--- Exercise objective ---
Count every line that holds the string "IDDS", and report the number alone.

--- Stored items ---
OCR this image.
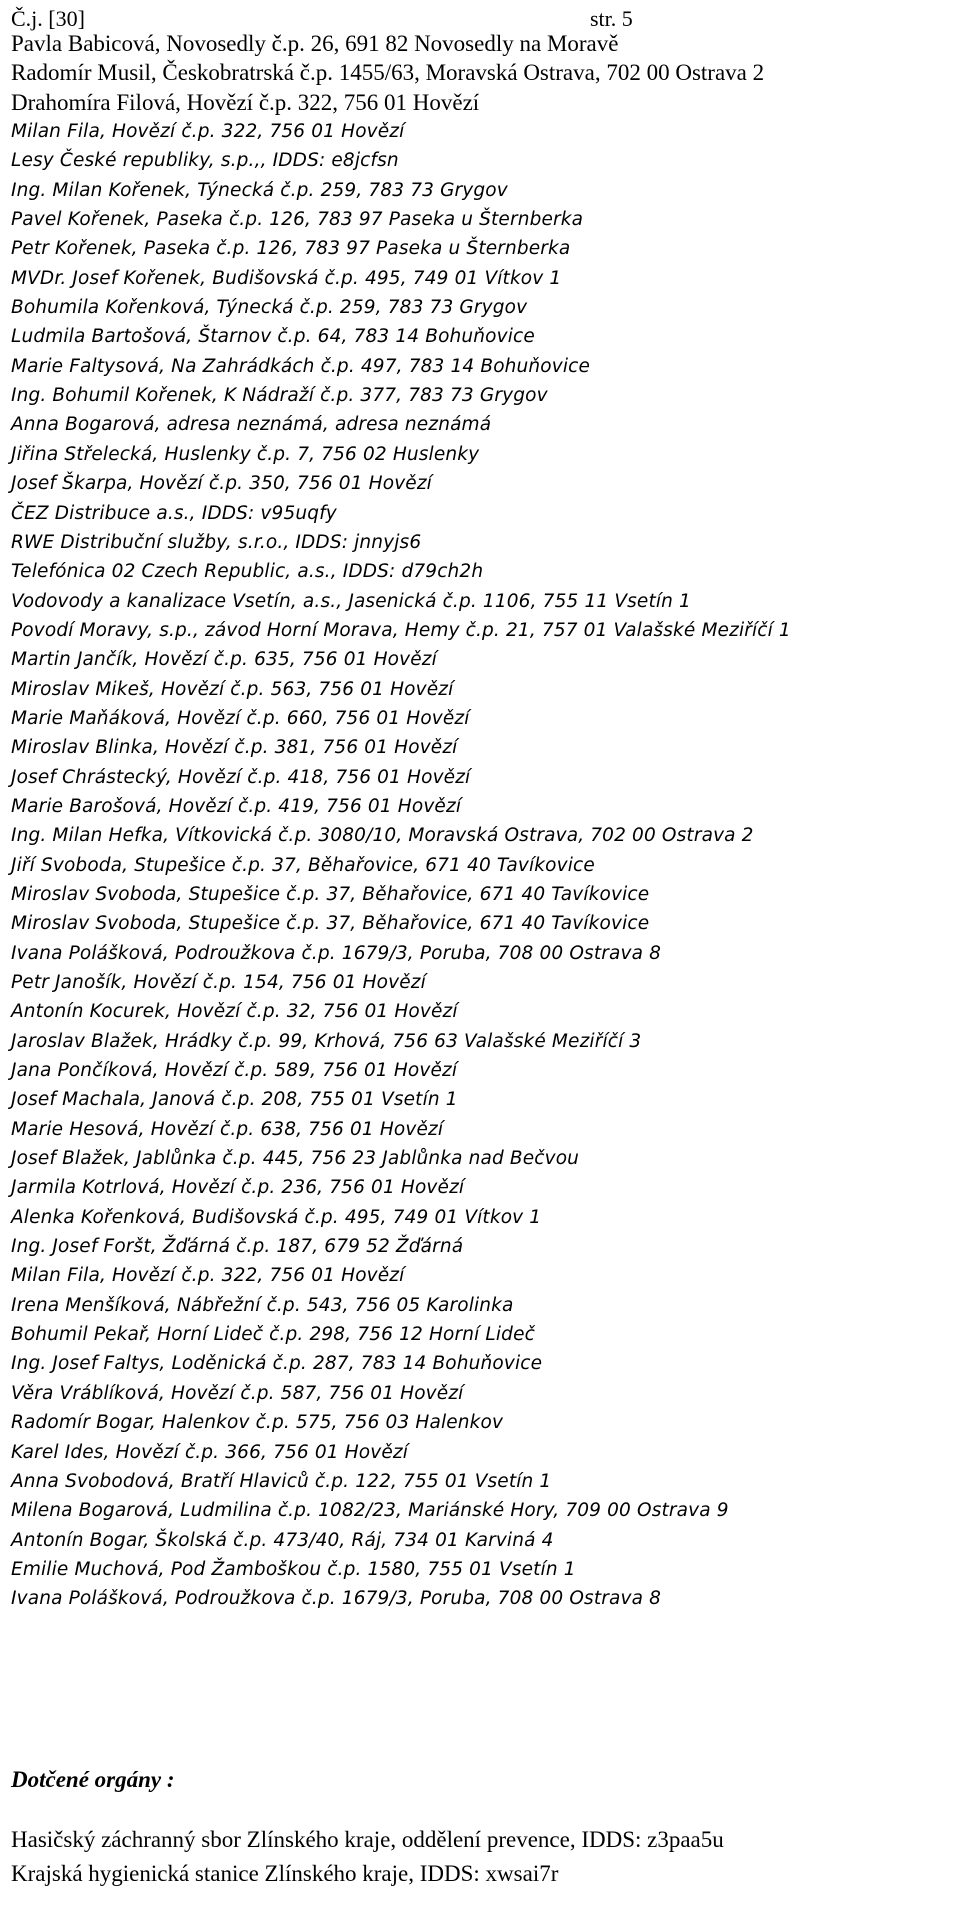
Č.j. [30]	str. 5
Pavla Babicová, Novosedly č.p. 26, 691 82 Novosedly na Moravě
Radomír Musil, Českobratrská č.p. 1455/63, Moravská Ostrava, 702 00 Ostrava 2
Drahomíra Filová, Hovězí č.p. 322, 756 01 Hovězí
Milan Fila, Hovězí č.p. 322, 756 01 Hovězí
Lesy České republiky, s.p.,, IDDS: e8jcfsn
Ing. Milan Kořenek, Týnecká č.p. 259, 783 73 Grygov
Pavel Kořenek, Paseka č.p. 126, 783 97 Paseka u Šternberka
Petr Kořenek, Paseka č.p. 126, 783 97 Paseka u Šternberka
MVDr. Josef Kořenek, Budišovská č.p. 495, 749 01 Vítkov 1
Bohumila Kořenková, Týnecká č.p. 259, 783 73 Grygov
Ludmila Bartošová, Štarnov č.p. 64, 783 14 Bohuňovice
Marie Faltysová, Na Zahrádkách č.p. 497, 783 14 Bohuňovice
Ing. Bohumil Kořenek, K Nádraží č.p. 377, 783 73 Grygov
Anna Bogarová, adresa neznámá, adresa neznámá
Jiřina Střelecká, Huslenky č.p. 7, 756 02 Huslenky
Josef Škarpa, Hovězí č.p. 350, 756 01 Hovězí
ČEZ Distribuce a.s., IDDS: v95uqfy
RWE Distribuční služby, s.r.o., IDDS: jnnyjs6
Telefónica 02 Czech Republic, a.s., IDDS: d79ch2h
Vodovody a kanalizace Vsetín, a.s., Jasenická č.p. 1106, 755 11 Vsetín 1
Povodí Moravy, s.p., závod Horní Morava, Hemy č.p. 21, 757 01 Valašské Meziříčí 1
Martin Jančík, Hovězí č.p. 635, 756 01 Hovězí
Miroslav Mikeš, Hovězí č.p. 563, 756 01 Hovězí
Marie Maňáková, Hovězí č.p. 660, 756 01 Hovězí
Miroslav Blinka, Hovězí č.p. 381, 756 01 Hovězí
Josef Chrástecký, Hovězí č.p. 418, 756 01 Hovězí
Marie Barošová, Hovězí č.p. 419, 756 01 Hovězí
Ing. Milan Hefka, Vítkovická č.p. 3080/10, Moravská Ostrava, 702 00 Ostrava 2
Jiří Svoboda, Stupešice č.p. 37, Běhařovice, 671 40 Tavíkovice
Miroslav Svoboda, Stupešice č.p. 37, Běhařovice, 671 40 Tavíkovice
Miroslav Svoboda, Stupešice č.p. 37, Běhařovice, 671 40 Tavíkovice
Ivana Polášková, Podroužkova č.p. 1679/3, Poruba, 708 00 Ostrava 8
Petr Janošík, Hovězí č.p. 154, 756 01 Hovězí
Antonín Kocurek, Hovězí č.p. 32, 756 01 Hovězí
Jaroslav Blažek, Hrádky č.p. 99, Krhová, 756 63 Valašské Meziříčí 3
Jana Pončíková, Hovězí č.p. 589, 756 01 Hovězí
Josef Machala, Janová č.p. 208, 755 01 Vsetín 1
Marie Hesová, Hovězí č.p. 638, 756 01 Hovězí
Josef Blažek, Jablůnka č.p. 445, 756 23 Jablůnka nad Bečvou
Jarmila Kotrlová, Hovězí č.p. 236, 756 01 Hovězí
Alenka Kořenková, Budišovská č.p. 495, 749 01 Vítkov 1
Ing. Josef Foršt, Žďárná č.p. 187, 679 52 Žďárná
Milan Fila, Hovězí č.p. 322, 756 01 Hovězí
Irena Menšíková, Nábřežní č.p. 543, 756 05 Karolinka
Bohumil Pekař, Horní Lideč č.p. 298, 756 12 Horní Lideč
Ing. Josef Faltys, Loděnická č.p. 287, 783 14 Bohuňovice
Věra Vráblíková, Hovězí č.p. 587, 756 01 Hovězí
Radomír Bogar, Halenkov č.p. 575, 756 03 Halenkov
Karel Ides, Hovězí č.p. 366, 756 01 Hovězí
Anna Svobodová, Bratří Hlaviců č.p. 122, 755 01 Vsetín 1
Milena Bogarová, Ludmilina č.p. 1082/23, Mariánské Hory, 709 00 Ostrava 9
Antonín Bogar, Školská č.p. 473/40, Ráj, 734 01 Karviná 4
Emilie Muchová, Pod Žamboškou č.p. 1580, 755 01 Vsetín 1
Ivana Polášková, Podroužkova č.p. 1679/3, Poruba, 708 00 Ostrava 8
Dotčené orgány :
Hasičský záchranný sbor Zlínského kraje, oddělení prevence, IDDS: z3paa5u
Krajská hygienická stanice Zlínského kraje, IDDS: xwsai7r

--- Response below ---
6